→ Exercise task
Across the entries, how many lines have the string "junio" in them? Reply with only a number.

→ Records supplied
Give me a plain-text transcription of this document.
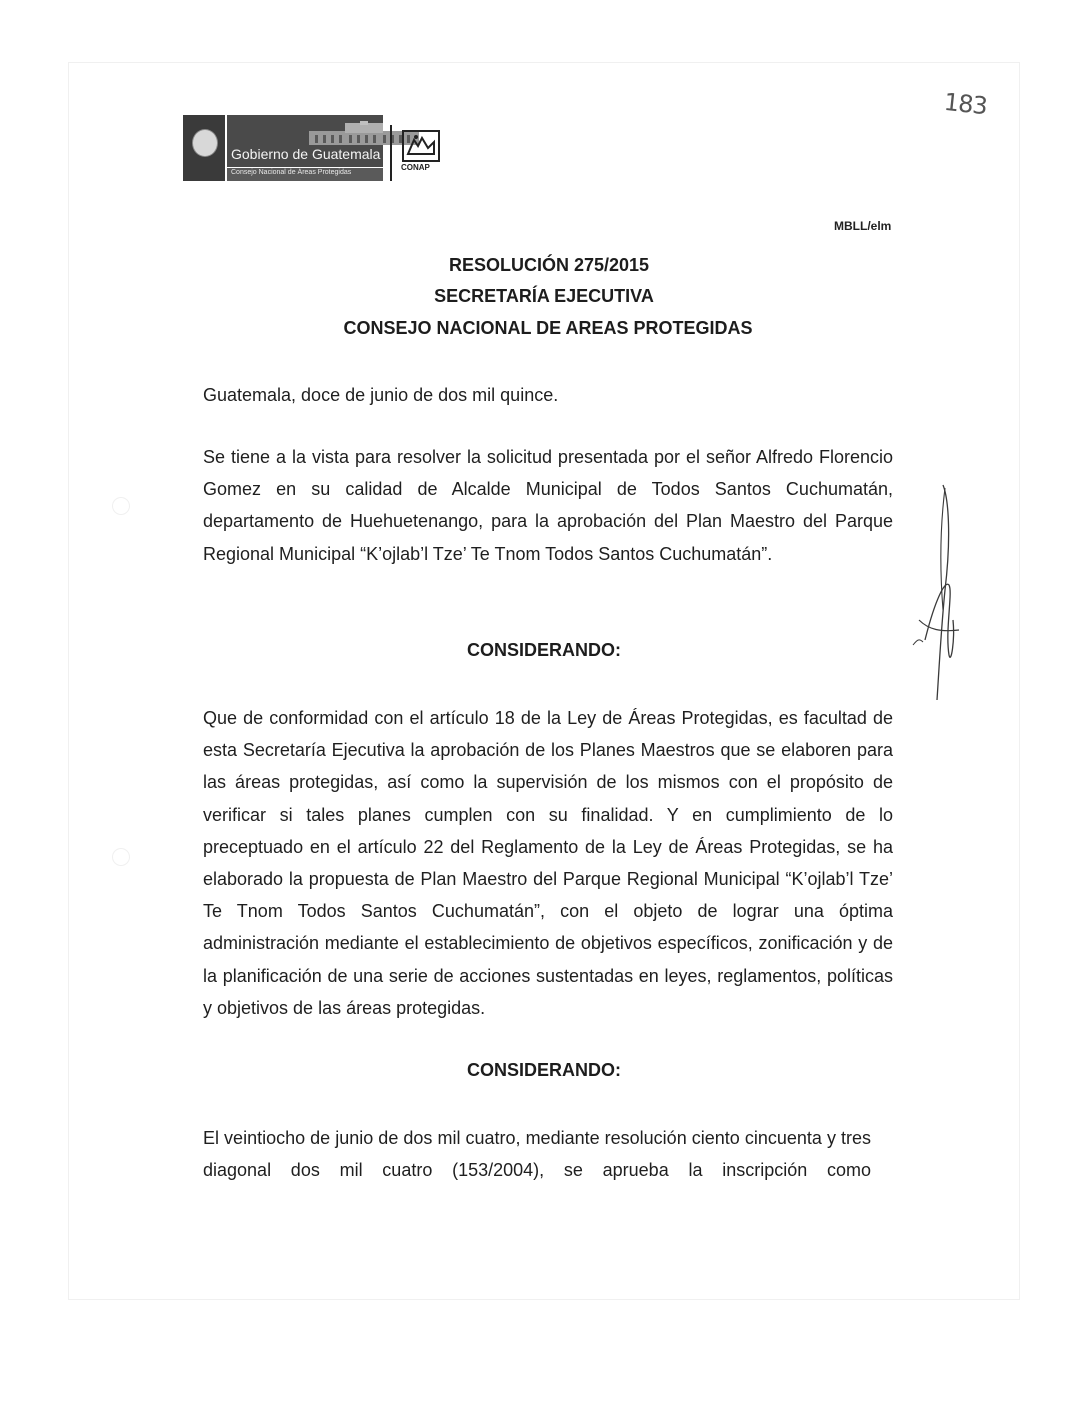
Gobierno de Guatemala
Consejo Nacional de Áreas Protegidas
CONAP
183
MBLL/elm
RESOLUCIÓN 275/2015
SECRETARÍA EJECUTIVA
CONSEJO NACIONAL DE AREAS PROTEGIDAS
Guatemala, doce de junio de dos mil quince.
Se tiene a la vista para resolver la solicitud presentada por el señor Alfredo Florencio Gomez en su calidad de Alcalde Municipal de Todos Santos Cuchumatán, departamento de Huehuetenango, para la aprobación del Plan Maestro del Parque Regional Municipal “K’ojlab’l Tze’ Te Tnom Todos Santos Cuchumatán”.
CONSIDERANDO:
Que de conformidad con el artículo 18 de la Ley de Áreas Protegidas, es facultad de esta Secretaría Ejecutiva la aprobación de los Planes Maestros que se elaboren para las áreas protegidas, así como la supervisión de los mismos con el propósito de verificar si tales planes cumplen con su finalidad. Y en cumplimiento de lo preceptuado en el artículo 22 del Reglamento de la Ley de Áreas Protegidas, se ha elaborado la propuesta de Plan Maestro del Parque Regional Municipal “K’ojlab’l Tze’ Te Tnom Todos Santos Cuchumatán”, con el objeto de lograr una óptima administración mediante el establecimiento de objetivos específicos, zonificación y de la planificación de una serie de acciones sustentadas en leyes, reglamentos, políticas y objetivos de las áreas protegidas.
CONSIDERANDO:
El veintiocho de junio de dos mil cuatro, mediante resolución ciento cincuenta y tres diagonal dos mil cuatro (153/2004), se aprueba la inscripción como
---
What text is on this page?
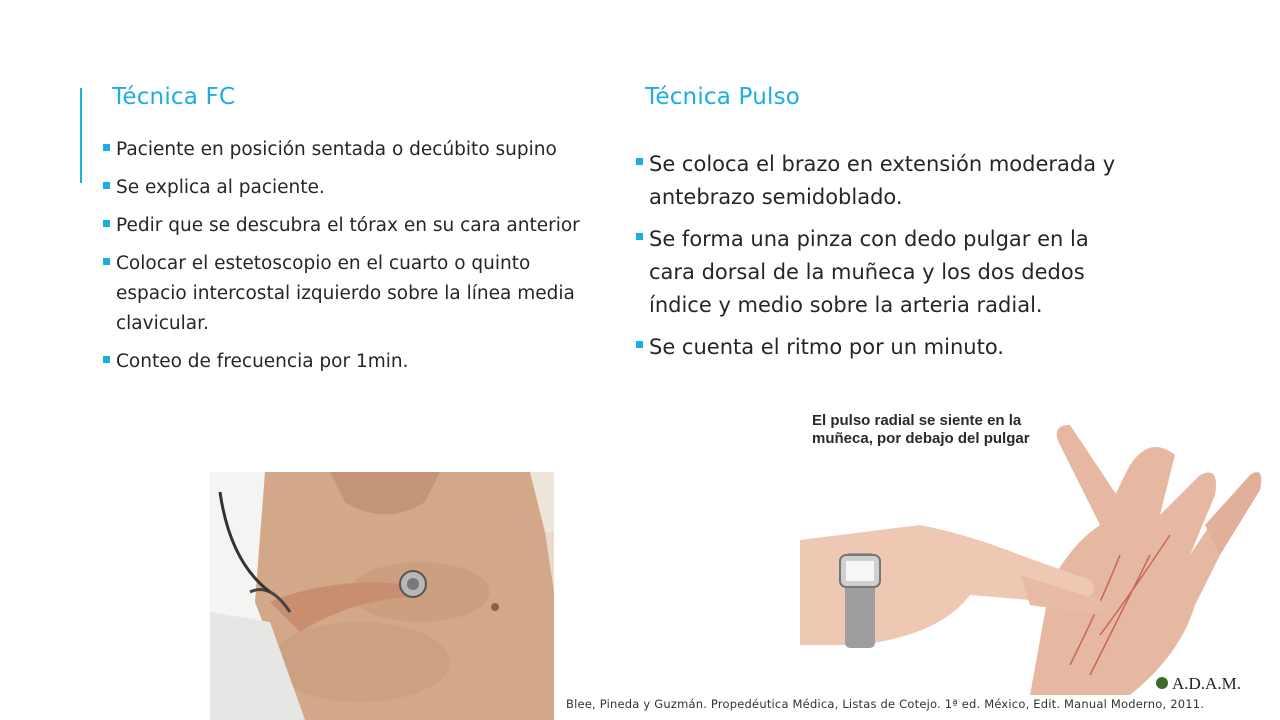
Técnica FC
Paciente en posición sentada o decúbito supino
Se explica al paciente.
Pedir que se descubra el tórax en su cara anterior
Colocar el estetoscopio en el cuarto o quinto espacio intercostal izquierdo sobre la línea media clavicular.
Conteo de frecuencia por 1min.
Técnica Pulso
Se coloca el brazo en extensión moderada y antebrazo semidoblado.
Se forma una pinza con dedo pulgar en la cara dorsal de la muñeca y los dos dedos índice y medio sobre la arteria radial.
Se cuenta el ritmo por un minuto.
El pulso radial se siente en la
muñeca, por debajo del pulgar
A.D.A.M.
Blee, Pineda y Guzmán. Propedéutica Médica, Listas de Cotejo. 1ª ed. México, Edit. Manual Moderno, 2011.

→ Task output
2